**Requirements**. Which lines hold the word "JSON"? Show each of them.

**Material provided**.
--- START ---

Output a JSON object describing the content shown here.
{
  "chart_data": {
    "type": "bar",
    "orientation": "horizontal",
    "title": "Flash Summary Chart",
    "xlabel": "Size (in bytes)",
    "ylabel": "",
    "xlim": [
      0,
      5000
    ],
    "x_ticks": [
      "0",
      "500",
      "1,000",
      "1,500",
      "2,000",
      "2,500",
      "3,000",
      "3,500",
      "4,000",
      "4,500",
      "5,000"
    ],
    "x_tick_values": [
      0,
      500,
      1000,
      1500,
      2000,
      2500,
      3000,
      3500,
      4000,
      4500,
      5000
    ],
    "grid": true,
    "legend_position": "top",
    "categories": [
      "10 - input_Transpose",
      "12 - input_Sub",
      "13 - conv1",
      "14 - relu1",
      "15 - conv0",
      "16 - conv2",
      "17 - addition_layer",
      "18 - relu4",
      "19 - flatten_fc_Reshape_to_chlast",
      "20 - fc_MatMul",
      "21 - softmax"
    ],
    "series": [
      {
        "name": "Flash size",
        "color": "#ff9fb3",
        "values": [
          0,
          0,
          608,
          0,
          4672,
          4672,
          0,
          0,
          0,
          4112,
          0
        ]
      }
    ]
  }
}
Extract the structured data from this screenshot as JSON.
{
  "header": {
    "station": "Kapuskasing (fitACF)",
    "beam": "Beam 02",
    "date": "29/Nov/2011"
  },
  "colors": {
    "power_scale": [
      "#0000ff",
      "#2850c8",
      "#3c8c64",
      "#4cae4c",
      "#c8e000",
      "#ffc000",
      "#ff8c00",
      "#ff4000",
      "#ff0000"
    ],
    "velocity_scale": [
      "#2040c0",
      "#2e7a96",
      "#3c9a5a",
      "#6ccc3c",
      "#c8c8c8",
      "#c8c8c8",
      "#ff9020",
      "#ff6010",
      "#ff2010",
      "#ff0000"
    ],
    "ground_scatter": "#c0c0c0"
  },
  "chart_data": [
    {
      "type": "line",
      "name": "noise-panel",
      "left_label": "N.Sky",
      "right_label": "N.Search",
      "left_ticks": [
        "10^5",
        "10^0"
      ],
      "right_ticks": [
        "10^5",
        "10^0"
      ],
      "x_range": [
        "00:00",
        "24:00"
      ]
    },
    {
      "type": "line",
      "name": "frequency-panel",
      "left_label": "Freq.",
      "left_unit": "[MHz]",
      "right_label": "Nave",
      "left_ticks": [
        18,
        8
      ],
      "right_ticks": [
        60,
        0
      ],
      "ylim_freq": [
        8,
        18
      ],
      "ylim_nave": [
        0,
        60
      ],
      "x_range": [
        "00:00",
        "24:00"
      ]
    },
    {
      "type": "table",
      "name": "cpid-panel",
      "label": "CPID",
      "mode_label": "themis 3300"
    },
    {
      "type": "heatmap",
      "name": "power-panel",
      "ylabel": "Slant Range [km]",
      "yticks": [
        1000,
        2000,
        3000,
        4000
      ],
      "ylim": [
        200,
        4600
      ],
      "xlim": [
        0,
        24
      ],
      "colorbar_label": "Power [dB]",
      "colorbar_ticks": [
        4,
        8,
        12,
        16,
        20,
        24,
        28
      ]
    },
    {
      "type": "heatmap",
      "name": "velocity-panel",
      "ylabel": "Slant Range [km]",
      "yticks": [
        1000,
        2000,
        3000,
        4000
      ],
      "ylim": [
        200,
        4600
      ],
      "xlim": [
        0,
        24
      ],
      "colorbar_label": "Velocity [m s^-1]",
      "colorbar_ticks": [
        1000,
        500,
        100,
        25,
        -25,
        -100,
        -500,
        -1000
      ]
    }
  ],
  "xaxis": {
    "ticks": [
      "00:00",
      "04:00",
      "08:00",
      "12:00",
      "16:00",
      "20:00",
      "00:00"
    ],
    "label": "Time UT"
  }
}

--- END ---

**Worked answer**.
Output a JSON object describing the content shown here.
Extract the structured data from this screenshot as JSON.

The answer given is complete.